>> begin Input material

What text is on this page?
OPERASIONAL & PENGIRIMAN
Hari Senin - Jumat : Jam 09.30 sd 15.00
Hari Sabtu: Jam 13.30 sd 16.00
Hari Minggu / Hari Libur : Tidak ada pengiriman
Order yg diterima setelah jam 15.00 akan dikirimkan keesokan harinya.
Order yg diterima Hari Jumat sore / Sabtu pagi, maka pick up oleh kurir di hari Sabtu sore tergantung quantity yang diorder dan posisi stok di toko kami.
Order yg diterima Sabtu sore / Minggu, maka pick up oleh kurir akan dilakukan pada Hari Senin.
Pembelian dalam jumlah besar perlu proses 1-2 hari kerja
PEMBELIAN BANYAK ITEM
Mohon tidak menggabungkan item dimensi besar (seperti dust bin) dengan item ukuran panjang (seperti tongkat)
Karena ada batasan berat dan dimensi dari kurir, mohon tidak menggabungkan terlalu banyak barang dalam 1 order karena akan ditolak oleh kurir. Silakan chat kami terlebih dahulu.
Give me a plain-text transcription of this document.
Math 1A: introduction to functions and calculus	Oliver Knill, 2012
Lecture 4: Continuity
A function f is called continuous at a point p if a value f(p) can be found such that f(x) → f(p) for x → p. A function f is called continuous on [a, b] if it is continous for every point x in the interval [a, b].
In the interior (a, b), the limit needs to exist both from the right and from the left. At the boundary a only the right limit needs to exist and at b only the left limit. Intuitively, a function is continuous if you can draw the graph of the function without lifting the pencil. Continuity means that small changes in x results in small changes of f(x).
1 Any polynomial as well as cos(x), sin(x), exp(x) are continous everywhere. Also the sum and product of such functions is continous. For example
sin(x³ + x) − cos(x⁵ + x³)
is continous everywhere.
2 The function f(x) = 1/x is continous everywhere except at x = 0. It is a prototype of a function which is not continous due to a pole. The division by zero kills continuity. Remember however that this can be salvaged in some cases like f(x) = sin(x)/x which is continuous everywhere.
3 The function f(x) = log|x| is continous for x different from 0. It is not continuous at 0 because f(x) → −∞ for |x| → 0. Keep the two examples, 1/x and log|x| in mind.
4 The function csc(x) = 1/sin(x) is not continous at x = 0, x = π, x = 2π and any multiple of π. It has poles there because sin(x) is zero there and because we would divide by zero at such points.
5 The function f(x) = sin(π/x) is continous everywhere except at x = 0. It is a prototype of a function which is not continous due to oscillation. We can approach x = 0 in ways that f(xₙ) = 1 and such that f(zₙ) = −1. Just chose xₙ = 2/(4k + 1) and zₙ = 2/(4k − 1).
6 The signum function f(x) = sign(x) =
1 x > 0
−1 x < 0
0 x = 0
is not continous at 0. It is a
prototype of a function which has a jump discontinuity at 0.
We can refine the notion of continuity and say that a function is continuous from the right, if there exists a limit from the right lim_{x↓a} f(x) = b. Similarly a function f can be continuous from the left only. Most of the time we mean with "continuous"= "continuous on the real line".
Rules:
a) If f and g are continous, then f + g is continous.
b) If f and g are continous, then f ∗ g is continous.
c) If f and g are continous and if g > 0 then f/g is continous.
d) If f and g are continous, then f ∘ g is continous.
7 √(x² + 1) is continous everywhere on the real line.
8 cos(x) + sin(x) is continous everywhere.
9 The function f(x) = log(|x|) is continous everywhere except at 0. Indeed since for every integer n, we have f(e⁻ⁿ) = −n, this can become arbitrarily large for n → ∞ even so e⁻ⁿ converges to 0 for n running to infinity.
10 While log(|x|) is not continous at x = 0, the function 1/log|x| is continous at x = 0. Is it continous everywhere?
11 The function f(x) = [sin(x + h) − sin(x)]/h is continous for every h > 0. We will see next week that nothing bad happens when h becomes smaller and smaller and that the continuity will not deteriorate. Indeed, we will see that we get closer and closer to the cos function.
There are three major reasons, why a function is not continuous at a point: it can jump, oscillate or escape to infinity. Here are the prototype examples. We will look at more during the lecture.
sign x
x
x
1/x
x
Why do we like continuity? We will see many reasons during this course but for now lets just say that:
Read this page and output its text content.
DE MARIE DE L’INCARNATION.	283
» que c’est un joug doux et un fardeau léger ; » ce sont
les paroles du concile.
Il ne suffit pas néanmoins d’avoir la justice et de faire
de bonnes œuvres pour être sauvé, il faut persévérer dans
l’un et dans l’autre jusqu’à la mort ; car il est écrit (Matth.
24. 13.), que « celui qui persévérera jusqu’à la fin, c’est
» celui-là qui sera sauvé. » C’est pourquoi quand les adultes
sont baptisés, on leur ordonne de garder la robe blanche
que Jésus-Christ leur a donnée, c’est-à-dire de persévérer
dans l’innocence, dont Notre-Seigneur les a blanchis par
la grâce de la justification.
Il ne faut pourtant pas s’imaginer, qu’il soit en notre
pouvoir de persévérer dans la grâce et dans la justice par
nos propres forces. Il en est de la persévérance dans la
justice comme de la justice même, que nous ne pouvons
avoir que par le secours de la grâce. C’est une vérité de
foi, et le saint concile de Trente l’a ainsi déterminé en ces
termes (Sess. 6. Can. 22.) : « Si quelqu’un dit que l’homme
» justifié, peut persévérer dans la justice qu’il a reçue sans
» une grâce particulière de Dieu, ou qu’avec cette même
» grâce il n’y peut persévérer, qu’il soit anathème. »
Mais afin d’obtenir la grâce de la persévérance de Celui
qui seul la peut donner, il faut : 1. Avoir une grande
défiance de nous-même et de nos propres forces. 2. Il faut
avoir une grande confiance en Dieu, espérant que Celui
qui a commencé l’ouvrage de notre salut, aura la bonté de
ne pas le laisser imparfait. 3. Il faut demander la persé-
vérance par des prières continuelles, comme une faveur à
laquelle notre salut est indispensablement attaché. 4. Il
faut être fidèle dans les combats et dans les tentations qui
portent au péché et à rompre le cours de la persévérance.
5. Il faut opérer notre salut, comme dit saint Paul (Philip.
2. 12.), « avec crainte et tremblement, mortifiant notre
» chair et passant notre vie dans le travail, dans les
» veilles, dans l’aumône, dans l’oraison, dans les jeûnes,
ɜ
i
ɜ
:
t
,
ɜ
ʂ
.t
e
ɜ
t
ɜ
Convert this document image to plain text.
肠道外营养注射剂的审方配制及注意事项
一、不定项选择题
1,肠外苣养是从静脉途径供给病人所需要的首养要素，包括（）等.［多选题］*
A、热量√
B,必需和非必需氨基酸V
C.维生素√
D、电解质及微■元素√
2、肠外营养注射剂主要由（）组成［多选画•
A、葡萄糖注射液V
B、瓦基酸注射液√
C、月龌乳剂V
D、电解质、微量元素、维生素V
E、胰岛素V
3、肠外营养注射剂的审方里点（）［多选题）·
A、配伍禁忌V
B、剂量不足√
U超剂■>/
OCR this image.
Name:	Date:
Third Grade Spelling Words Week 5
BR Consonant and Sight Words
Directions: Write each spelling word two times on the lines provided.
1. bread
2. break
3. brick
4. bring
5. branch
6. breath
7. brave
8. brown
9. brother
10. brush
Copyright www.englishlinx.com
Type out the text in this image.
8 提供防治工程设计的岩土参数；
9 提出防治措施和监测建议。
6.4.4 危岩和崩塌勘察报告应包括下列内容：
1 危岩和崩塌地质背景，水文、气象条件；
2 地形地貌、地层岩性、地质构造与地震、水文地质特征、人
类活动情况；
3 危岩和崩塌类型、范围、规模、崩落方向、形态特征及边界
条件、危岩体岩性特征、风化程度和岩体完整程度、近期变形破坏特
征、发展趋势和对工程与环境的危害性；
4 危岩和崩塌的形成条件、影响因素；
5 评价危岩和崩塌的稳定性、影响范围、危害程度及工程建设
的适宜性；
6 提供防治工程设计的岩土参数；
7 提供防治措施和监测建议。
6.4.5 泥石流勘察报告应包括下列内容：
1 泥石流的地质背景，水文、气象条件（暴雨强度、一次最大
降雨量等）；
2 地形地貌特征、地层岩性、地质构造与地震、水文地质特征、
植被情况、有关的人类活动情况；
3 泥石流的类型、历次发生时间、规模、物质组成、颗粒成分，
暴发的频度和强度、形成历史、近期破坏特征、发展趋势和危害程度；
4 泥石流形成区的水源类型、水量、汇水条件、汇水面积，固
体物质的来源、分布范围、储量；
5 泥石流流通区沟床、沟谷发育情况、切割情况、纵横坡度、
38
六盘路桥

>> end Input material

Exercise directions
Repeat only the stretch of lines that opens with the line containing "Convert this document image to plain text." and closes with the final line of the entries, both included, exactly as written.

Solution to the exercise
Convert this document image to plain text.
肠道外营养注射剂的审方配制及注意事项
一、不定项选择题
1,肠外苣养是从静脉途径供给病人所需要的首养要素，包括（）等.［多选题］*
A、热量√
B,必需和非必需氨基酸V
C.维生素√
D、电解质及微■元素√
2、肠外营养注射剂主要由（）组成［多选画•
A、葡萄糖注射液V
B、瓦基酸注射液√
C、月龌乳剂V
D、电解质、微量元素、维生素V
E、胰岛素V
3、肠外营养注射剂的审方里点（）［多选题）·
A、配伍禁忌V
B、剂量不足√
U超剂■>/
OCR this image.
Name:	Date:
Third Grade Spelling Words Week 5
BR Consonant and Sight Words
Directions: Write each spelling word two times on the lines provided.
1. bread
2. break
3. brick
4. bring
5. branch
6. breath
7. brave
8. brown
9. brother
10. brush
Copyright www.englishlinx.com
Type out the text in this image.
8 提供防治工程设计的岩土参数；
9 提出防治措施和监测建议。
6.4.4 危岩和崩塌勘察报告应包括下列内容：
1 危岩和崩塌地质背景，水文、气象条件；
2 地形地貌、地层岩性、地质构造与地震、水文地质特征、人
类活动情况；
3 危岩和崩塌类型、范围、规模、崩落方向、形态特征及边界
条件、危岩体岩性特征、风化程度和岩体完整程度、近期变形破坏特
征、发展趋势和对工程与环境的危害性；
4 危岩和崩塌的形成条件、影响因素；
5 评价危岩和崩塌的稳定性、影响范围、危害程度及工程建设
的适宜性；
6 提供防治工程设计的岩土参数；
7 提供防治措施和监测建议。
6.4.5 泥石流勘察报告应包括下列内容：
1 泥石流的地质背景，水文、气象条件（暴雨强度、一次最大
降雨量等）；
2 地形地貌特征、地层岩性、地质构造与地震、水文地质特征、
植被情况、有关的人类活动情况；
3 泥石流的类型、历次发生时间、规模、物质组成、颗粒成分，
暴发的频度和强度、形成历史、近期破坏特征、发展趋势和危害程度；
4 泥石流形成区的水源类型、水量、汇水条件、汇水面积，固
体物质的来源、分布范围、储量；
5 泥石流流通区沟床、沟谷发育情况、切割情况、纵横坡度、
38
六盘路桥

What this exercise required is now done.